Request: Copy out the data exactly, leaving the pictures behind.

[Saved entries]
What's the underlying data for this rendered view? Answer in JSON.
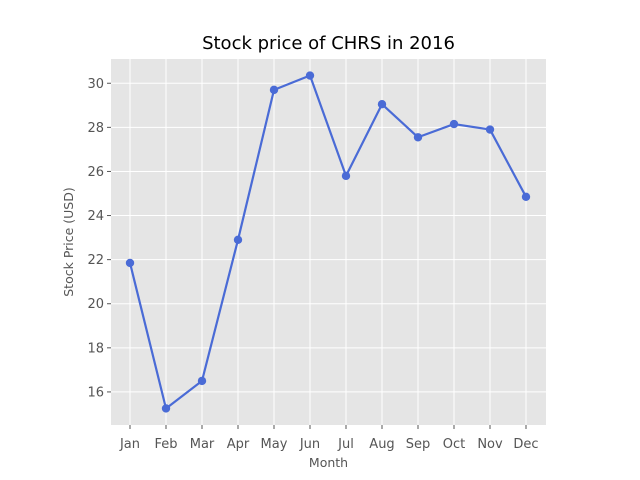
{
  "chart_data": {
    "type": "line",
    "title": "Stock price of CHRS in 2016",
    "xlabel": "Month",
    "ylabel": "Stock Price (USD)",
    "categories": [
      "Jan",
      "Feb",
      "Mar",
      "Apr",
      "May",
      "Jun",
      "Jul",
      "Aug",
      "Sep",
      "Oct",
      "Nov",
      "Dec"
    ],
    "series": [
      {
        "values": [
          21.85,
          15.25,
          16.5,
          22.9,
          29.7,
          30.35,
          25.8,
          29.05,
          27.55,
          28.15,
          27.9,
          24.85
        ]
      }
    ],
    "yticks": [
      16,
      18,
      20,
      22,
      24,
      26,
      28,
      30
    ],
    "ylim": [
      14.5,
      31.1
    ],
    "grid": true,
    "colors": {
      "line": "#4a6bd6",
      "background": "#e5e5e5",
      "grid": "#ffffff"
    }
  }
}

Solution below:
What's the underlying data for this rendered view? Answer in JSON.
{
  "chart_data": {
    "type": "line",
    "title": "Stock price of CHRS in 2016",
    "xlabel": "Month",
    "ylabel": "Stock Price (USD)",
    "categories": [
      "Jan",
      "Feb",
      "Mar",
      "Apr",
      "May",
      "Jun",
      "Jul",
      "Aug",
      "Sep",
      "Oct",
      "Nov",
      "Dec"
    ],
    "series": [
      {
        "values": [
          21.85,
          15.25,
          16.5,
          22.9,
          29.7,
          30.35,
          25.8,
          29.05,
          27.55,
          28.15,
          27.9,
          24.85
        ]
      }
    ],
    "yticks": [
      16,
      18,
      20,
      22,
      24,
      26,
      28,
      30
    ],
    "ylim": [
      14.5,
      31.1
    ],
    "grid": true,
    "colors": {
      "line": "#4a6bd6",
      "background": "#e5e5e5",
      "grid": "#ffffff"
    }
  }
}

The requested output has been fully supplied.